## The request:
Return all of the data exactly as written, without the pictures.

## Available data:

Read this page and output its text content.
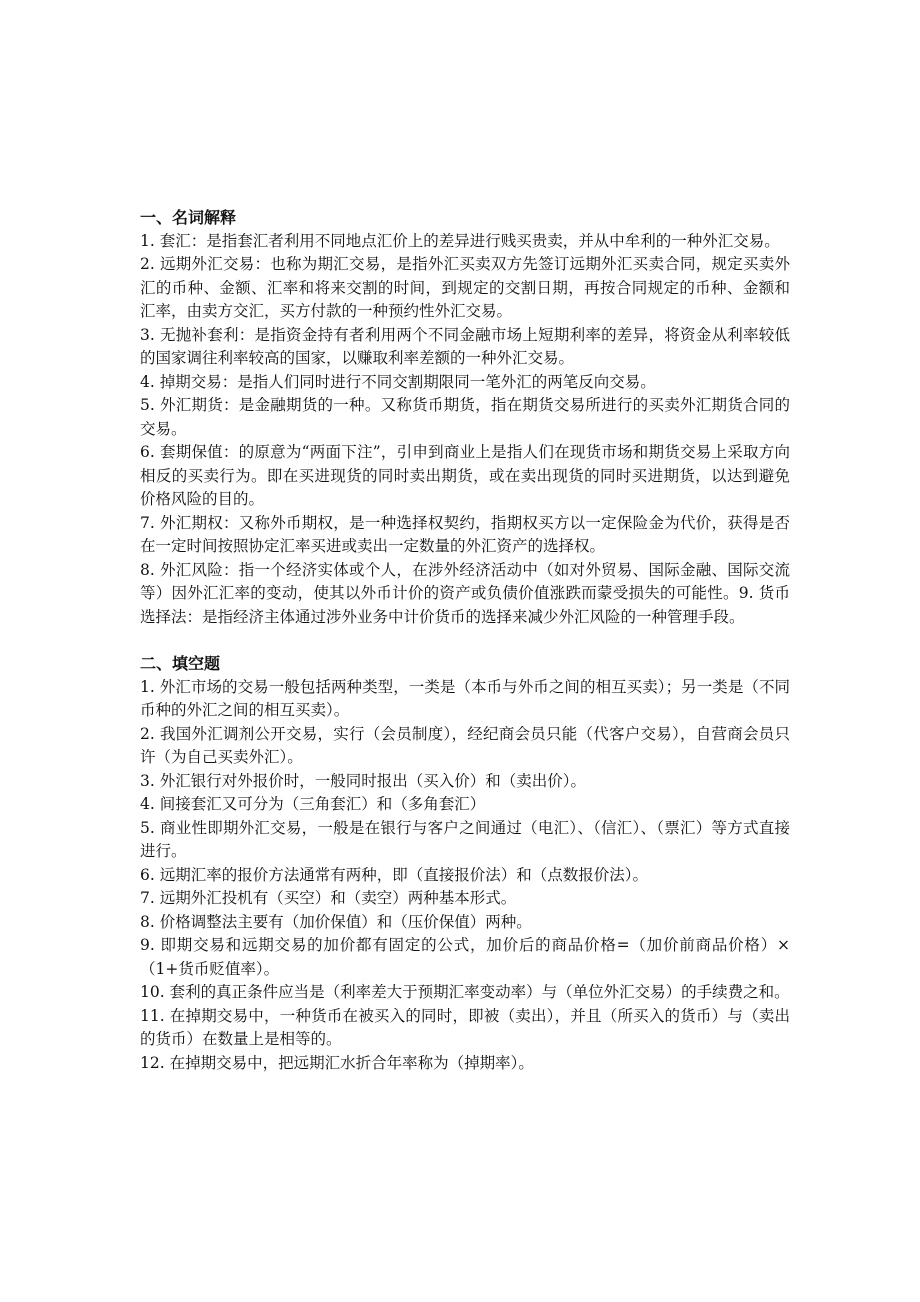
一、名词解释

1. 套汇：是指套汇者利用不同地点汇价上的差异进行贱买贵卖，并从中牟利的一种外汇交易。

2. 远期外汇交易：也称为期汇交易，是指外汇买卖双方先签订远期外汇买卖合同，规定买卖外汇的币种、金额、汇率和将来交割的时间，到规定的交割日期，再按合同规定的币种、金额和汇率，由卖方交汇，买方付款的一种预约性外汇交易。

3. 无抛补套利：是指资金持有者利用两个不同金融市场上短期利率的差异，将资金从利率较低的国家调往利率较高的国家，以赚取利率差额的一种外汇交易。

4. 掉期交易：是指人们同时进行不同交割期限同一笔外汇的两笔反向交易。

5. 外汇期货：是金融期货的一种。又称货币期货，指在期货交易所进行的买卖外汇期货合同的交易。

6. 套期保值：的原意为“两面下注”，引申到商业上是指人们在现货市场和期货交易上采取方向相反的买卖行为。即在买进现货的同时卖出期货，或在卖出现货的同时买进期货，以达到避免价格风险的目的。

7. 外汇期权：又称外币期权，是一种选择权契约，指期权买方以一定保险金为代价，获得是否在一定时间按照协定汇率买进或卖出一定数量的外汇资产的选择权。

8. 外汇风险：指一个经济实体或个人，在涉外经济活动中（如对外贸易、国际金融、国际交流等）因外汇汇率的变动，使其以外币计价的资产或负债价值涨跌而蒙受损失的可能性。9. 货币选择法：是指经济主体通过涉外业务中计价货币的选择来减少外汇风险的一种管理手段。

二、填空题

1. 外汇市场的交易一般包括两种类型，一类是（本币与外币之间的相互买卖）；另一类是（不同币种的外汇之间的相互买卖）。

2. 我国外汇调剂公开交易，实行（会员制度），经纪商会员只能（代客户交易），自营商会员只许（为自己买卖外汇）。

3. 外汇银行对外报价时，一般同时报出（买入价）和（卖出价）。

4. 间接套汇又可分为（三角套汇）和（多角套汇）

5. 商业性即期外汇交易，一般是在银行与客户之间通过（电汇）、（信汇）、（票汇）等方式直接进行。

6. 远期汇率的报价方法通常有两种，即（直接报价法）和（点数报价法）。

7. 远期外汇投机有（买空）和（卖空）两种基本形式。

8. 价格调整法主要有（加价保值）和（压价保值）两种。

9. 即期交易和远期交易的加价都有固定的公式，加价后的商品价格=（加价前商品价格）×（1+货币贬值率）。

10. 套利的真正条件应当是（利率差大于预期汇率变动率）与（单位外汇交易）的手续费之和。

11. 在掉期交易中，一种货币在被买入的同时，即被（卖出），并且（所买入的货币）与（卖出的货币）在数量上是相等的。

12. 在掉期交易中，把远期汇水折合年率称为（掉期率）。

## Answer to this problem:
Read this page and output its text content.
一、名词解释

1. 套汇：是指套汇者利用不同地点汇价上的差异进行贱买贵卖，并从中牟利的一种外汇交易。

2. 远期外汇交易：也称为期汇交易，是指外汇买卖双方先签订远期外汇买卖合同，规定买卖外汇的币种、金额、汇率和将来交割的时间，到规定的交割日期，再按合同规定的币种、金额和汇率，由卖方交汇，买方付款的一种预约性外汇交易。

3. 无抛补套利：是指资金持有者利用两个不同金融市场上短期利率的差异，将资金从利率较低的国家调往利率较高的国家，以赚取利率差额的一种外汇交易。

4. 掉期交易：是指人们同时进行不同交割期限同一笔外汇的两笔反向交易。

5. 外汇期货：是金融期货的一种。又称货币期货，指在期货交易所进行的买卖外汇期货合同的交易。

6. 套期保值：的原意为“两面下注”，引申到商业上是指人们在现货市场和期货交易上采取方向相反的买卖行为。即在买进现货的同时卖出期货，或在卖出现货的同时买进期货，以达到避免价格风险的目的。

7. 外汇期权：又称外币期权，是一种选择权契约，指期权买方以一定保险金为代价，获得是否在一定时间按照协定汇率买进或卖出一定数量的外汇资产的选择权。

8. 外汇风险：指一个经济实体或个人，在涉外经济活动中（如对外贸易、国际金融、国际交流等）因外汇汇率的变动，使其以外币计价的资产或负债价值涨跌而蒙受损失的可能性。9. 货币选择法：是指经济主体通过涉外业务中计价货币的选择来减少外汇风险的一种管理手段。

二、填空题

1. 外汇市场的交易一般包括两种类型，一类是（本币与外币之间的相互买卖）；另一类是（不同币种的外汇之间的相互买卖）。

2. 我国外汇调剂公开交易，实行（会员制度），经纪商会员只能（代客户交易），自营商会员只许（为自己买卖外汇）。

3. 外汇银行对外报价时，一般同时报出（买入价）和（卖出价）。

4. 间接套汇又可分为（三角套汇）和（多角套汇）

5. 商业性即期外汇交易，一般是在银行与客户之间通过（电汇）、（信汇）、（票汇）等方式直接进行。

6. 远期汇率的报价方法通常有两种，即（直接报价法）和（点数报价法）。

7. 远期外汇投机有（买空）和（卖空）两种基本形式。

8. 价格调整法主要有（加价保值）和（压价保值）两种。

9. 即期交易和远期交易的加价都有固定的公式，加价后的商品价格=（加价前商品价格）×（1+货币贬值率）。

10. 套利的真正条件应当是（利率差大于预期汇率变动率）与（单位外汇交易）的手续费之和。

11. 在掉期交易中，一种货币在被买入的同时，即被（卖出），并且（所买入的货币）与（卖出的货币）在数量上是相等的。

12. 在掉期交易中，把远期汇水折合年率称为（掉期率）。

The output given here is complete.